**What the exercise asks**
Show every line that has the string "Canada" in it.

[Records from a collection of figures]

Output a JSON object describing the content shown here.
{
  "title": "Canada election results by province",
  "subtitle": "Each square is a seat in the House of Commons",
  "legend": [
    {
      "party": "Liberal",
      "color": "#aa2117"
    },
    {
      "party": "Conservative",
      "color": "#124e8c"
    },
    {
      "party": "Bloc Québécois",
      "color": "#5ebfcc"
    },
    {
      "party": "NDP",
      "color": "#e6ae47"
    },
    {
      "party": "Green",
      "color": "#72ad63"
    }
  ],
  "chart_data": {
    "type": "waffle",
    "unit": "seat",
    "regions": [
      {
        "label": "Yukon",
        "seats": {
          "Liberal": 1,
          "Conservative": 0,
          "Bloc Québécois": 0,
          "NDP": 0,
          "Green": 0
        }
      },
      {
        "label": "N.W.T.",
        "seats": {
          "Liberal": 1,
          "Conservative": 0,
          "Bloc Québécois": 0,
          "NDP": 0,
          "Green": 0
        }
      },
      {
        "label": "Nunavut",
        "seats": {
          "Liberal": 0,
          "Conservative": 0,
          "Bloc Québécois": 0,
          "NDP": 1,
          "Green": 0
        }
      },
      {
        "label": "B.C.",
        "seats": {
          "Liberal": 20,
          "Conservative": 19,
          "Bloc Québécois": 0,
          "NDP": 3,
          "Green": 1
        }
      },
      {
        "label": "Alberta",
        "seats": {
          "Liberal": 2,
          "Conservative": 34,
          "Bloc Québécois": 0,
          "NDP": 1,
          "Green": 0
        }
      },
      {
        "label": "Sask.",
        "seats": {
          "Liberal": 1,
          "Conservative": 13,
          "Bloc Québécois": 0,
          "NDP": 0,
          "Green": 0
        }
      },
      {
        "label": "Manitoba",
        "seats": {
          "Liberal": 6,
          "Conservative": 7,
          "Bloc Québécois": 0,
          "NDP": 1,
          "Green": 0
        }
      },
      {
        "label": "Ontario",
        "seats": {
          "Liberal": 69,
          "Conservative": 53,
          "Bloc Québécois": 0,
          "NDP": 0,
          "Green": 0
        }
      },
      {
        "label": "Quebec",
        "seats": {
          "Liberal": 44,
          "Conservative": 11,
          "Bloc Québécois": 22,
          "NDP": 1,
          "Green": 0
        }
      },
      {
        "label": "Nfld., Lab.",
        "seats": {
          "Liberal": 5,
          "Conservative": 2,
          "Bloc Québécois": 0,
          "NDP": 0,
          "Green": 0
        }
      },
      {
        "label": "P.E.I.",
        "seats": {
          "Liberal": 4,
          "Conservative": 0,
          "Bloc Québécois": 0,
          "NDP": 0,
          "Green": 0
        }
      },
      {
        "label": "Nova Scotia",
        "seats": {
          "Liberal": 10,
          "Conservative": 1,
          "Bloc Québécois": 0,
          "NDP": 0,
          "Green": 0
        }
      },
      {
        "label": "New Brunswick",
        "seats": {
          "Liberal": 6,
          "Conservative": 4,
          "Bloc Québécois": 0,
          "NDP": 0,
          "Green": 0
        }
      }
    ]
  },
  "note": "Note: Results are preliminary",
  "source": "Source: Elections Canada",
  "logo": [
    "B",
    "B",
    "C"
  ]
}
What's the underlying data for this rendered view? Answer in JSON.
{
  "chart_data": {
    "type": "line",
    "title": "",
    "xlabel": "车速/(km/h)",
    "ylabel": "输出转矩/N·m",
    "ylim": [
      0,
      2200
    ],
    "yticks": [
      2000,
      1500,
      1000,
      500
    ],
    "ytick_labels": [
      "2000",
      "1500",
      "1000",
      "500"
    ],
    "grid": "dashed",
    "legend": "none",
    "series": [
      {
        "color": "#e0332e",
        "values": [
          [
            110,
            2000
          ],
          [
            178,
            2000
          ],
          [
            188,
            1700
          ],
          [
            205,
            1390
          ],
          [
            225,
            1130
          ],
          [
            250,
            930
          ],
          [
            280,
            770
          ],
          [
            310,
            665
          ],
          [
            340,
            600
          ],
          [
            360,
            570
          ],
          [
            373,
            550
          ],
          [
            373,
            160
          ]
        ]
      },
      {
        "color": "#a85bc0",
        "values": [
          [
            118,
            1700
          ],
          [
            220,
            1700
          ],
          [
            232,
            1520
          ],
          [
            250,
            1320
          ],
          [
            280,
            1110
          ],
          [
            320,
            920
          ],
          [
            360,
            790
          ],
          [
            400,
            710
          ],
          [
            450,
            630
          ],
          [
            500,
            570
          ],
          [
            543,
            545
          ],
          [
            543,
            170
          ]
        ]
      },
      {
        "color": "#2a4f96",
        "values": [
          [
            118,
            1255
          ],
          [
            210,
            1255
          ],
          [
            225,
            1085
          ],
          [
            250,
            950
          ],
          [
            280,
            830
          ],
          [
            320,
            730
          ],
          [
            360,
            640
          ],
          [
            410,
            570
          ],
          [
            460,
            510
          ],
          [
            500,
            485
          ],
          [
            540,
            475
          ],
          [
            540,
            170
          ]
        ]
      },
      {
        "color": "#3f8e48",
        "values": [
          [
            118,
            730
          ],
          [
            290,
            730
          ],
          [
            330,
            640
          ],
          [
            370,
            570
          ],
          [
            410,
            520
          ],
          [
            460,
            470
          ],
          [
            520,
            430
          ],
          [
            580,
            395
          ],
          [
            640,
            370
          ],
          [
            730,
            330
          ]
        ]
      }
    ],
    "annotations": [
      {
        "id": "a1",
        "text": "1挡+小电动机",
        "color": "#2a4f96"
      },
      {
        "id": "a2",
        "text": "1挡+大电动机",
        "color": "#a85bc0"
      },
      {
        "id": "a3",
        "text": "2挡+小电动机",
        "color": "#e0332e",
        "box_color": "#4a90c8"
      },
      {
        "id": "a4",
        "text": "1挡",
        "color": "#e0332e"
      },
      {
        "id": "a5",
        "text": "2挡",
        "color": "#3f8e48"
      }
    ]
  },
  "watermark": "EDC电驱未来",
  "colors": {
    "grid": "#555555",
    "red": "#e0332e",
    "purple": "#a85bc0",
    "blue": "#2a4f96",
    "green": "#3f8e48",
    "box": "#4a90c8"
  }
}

**Problem solution**
  "title": "Canada election results by province",
  "source": "Source: Elections Canada",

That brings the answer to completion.